··· MATERIAL SHOWN ···
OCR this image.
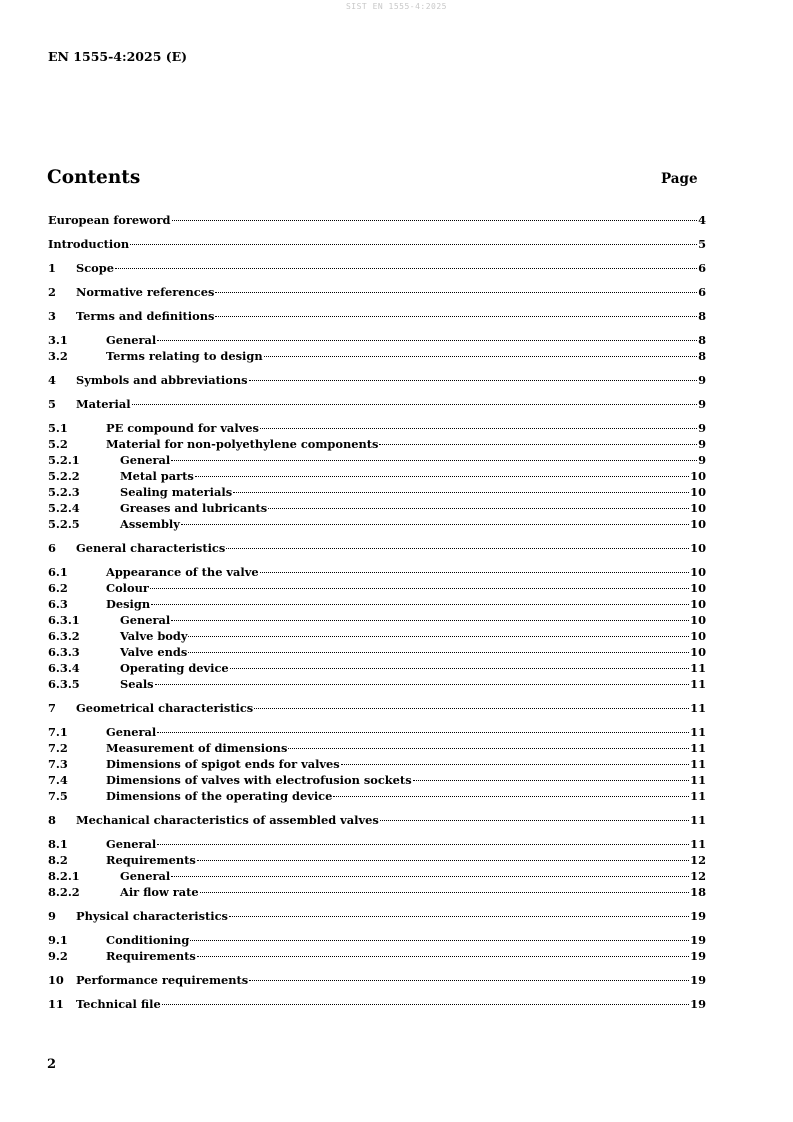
SIST EN 1555-4:2025
EN 1555-4:2025 (E)
Contents	Page
European foreword	4
Introduction	5
1	Scope	6
2	Normative references	6
3	Terms and definitions	8
3.1	General	8
3.2	Terms relating to design	8
4	Symbols and abbreviations	9
5	Material	9
5.1	PE compound for valves	9
5.2	Material for non-polyethylene components	9
5.2.1	General	9
5.2.2	Metal parts	10
5.2.3	Sealing materials	10
5.2.4	Greases and lubricants	10
5.2.5	Assembly	10
6	General characteristics	10
6.1	Appearance of the valve	10
6.2	Colour	10
6.3	Design	10
6.3.1	General	10
6.3.2	Valve body	10
6.3.3	Valve ends	10
6.3.4	Operating device	11
6.3.5	Seals	11
7	Geometrical characteristics	11
7.1	General	11
7.2	Measurement of dimensions	11
7.3	Dimensions of spigot ends for valves	11
7.4	Dimensions of valves with electrofusion sockets	11
7.5	Dimensions of the operating device	11
8	Mechanical characteristics of assembled valves	11
8.1	General	11
8.2	Requirements	12
8.2.1	General	12
8.2.2	Air flow rate	18
9	Physical characteristics	19
9.1	Conditioning	19
9.2	Requirements	19
10	Performance requirements	19
11	Technical file	19
2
···
Copy each line of the data that contains the word "valves".

## FULL RESPONSE
5.1	PE compound for valves	9
7.3	Dimensions of spigot ends for valves	11
7.4	Dimensions of valves with electrofusion sockets	11
8	Mechanical characteristics of assembled valves	11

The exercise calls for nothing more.